_Exercise goal_.
Pictures are not part of the copy; repeat everything else in the records exactly.

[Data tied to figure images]
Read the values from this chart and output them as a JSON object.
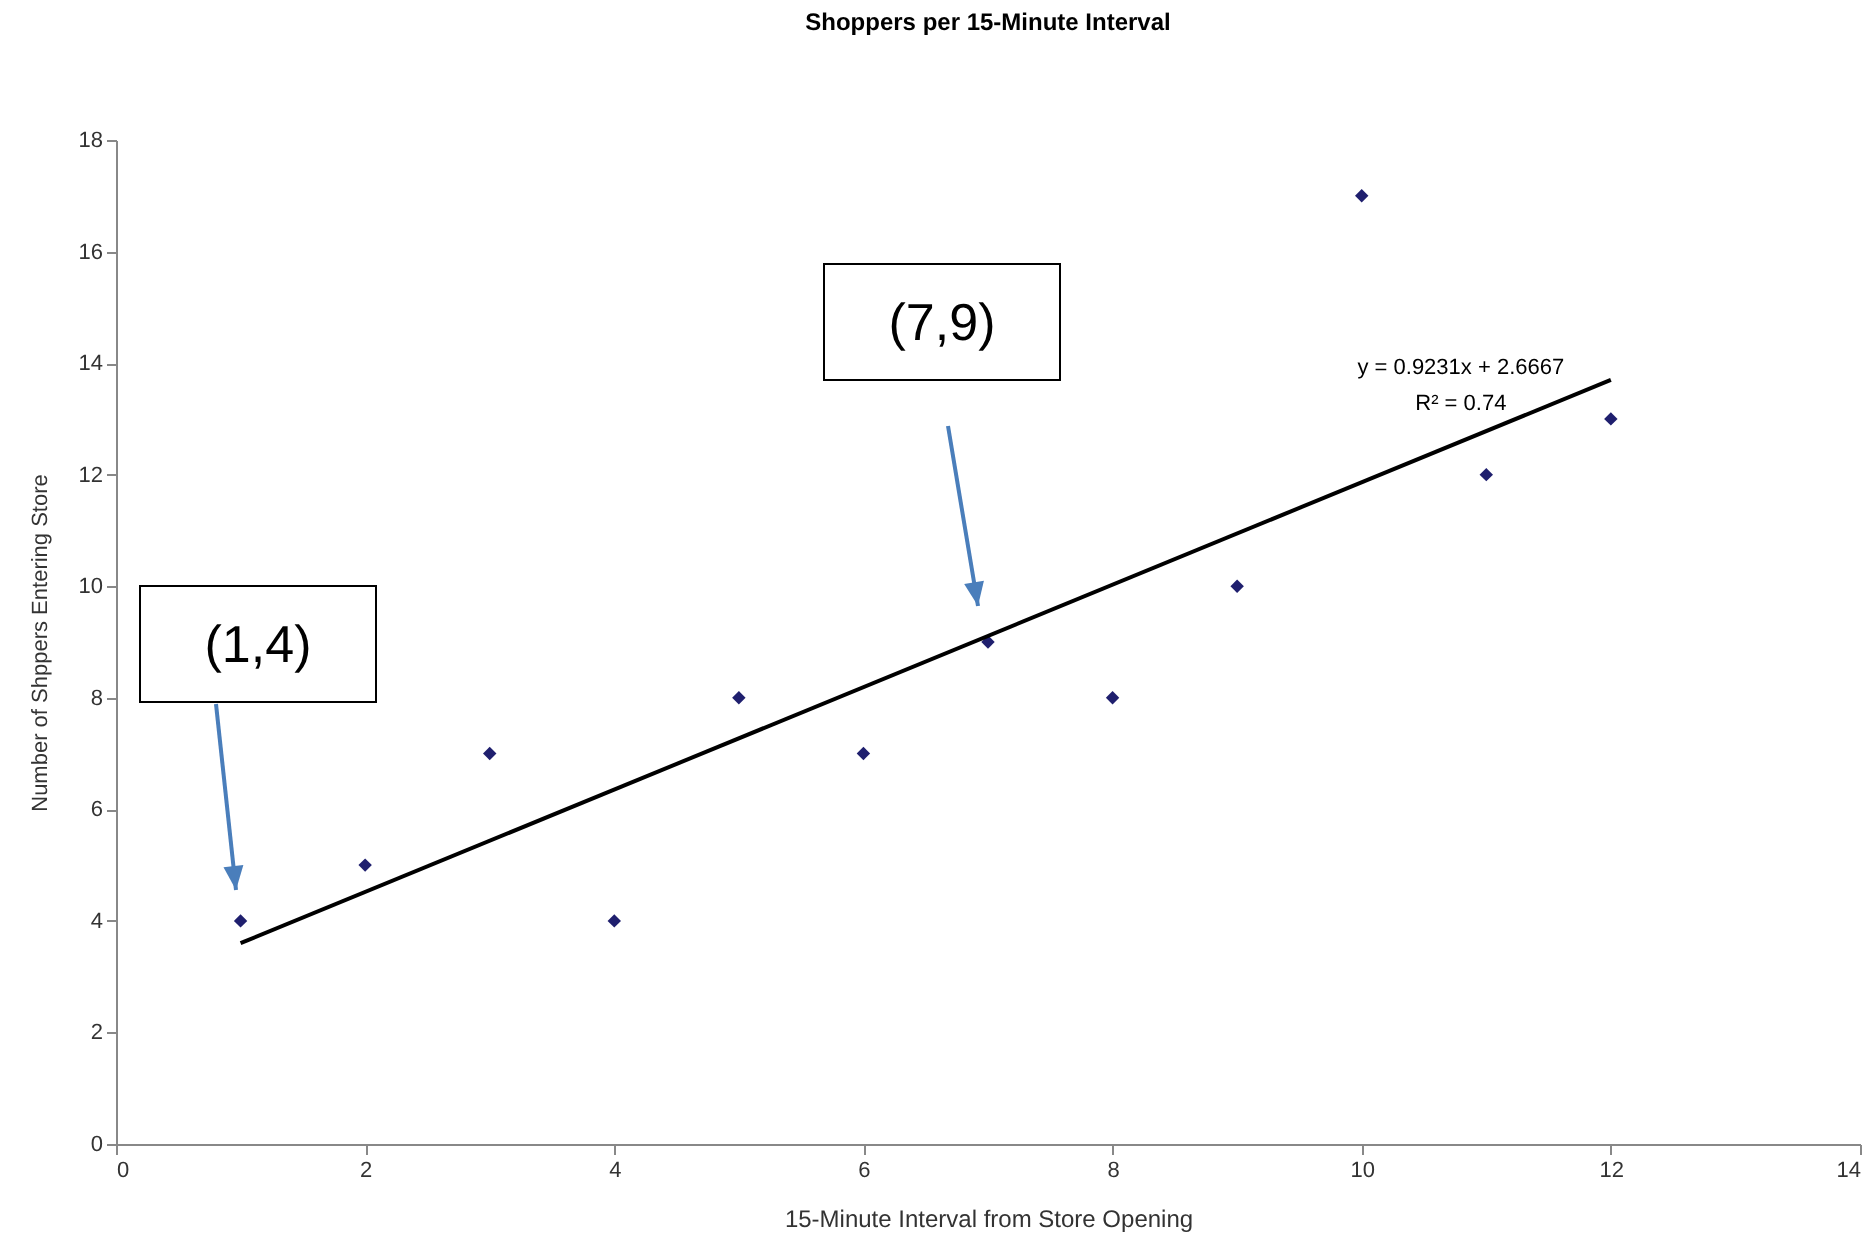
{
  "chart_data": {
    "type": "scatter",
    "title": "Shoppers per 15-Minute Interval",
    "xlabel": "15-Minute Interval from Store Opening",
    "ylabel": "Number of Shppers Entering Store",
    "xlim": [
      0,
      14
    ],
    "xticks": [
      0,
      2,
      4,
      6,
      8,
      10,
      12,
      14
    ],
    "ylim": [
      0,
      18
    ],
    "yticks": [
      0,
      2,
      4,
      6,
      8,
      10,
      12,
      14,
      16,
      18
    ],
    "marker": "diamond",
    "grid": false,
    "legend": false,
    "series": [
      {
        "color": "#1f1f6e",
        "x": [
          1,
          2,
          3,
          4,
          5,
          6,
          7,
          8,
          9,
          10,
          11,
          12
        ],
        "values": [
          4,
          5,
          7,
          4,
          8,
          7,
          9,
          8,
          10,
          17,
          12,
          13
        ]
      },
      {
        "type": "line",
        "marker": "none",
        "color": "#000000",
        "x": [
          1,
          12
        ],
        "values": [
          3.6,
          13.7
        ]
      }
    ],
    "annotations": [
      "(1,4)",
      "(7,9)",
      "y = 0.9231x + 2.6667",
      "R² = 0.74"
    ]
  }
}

_Response_.
Read the values from this chart and output them as a JSON object.
{
  "chart_data": {
    "type": "scatter",
    "title": "Shoppers per 15-Minute Interval",
    "xlabel": "15-Minute Interval from Store Opening",
    "ylabel": "Number of Shppers Entering Store",
    "xlim": [
      0,
      14
    ],
    "xticks": [
      0,
      2,
      4,
      6,
      8,
      10,
      12,
      14
    ],
    "ylim": [
      0,
      18
    ],
    "yticks": [
      0,
      2,
      4,
      6,
      8,
      10,
      12,
      14,
      16,
      18
    ],
    "marker": "diamond",
    "grid": false,
    "legend": false,
    "series": [
      {
        "color": "#1f1f6e",
        "x": [
          1,
          2,
          3,
          4,
          5,
          6,
          7,
          8,
          9,
          10,
          11,
          12
        ],
        "values": [
          4,
          5,
          7,
          4,
          8,
          7,
          9,
          8,
          10,
          17,
          12,
          13
        ]
      },
      {
        "type": "line",
        "marker": "none",
        "color": "#000000",
        "x": [
          1,
          12
        ],
        "values": [
          3.6,
          13.7
        ]
      }
    ],
    "annotations": [
      "(1,4)",
      "(7,9)",
      "y = 0.9231x + 2.6667",
      "R² = 0.74"
    ]
  }
}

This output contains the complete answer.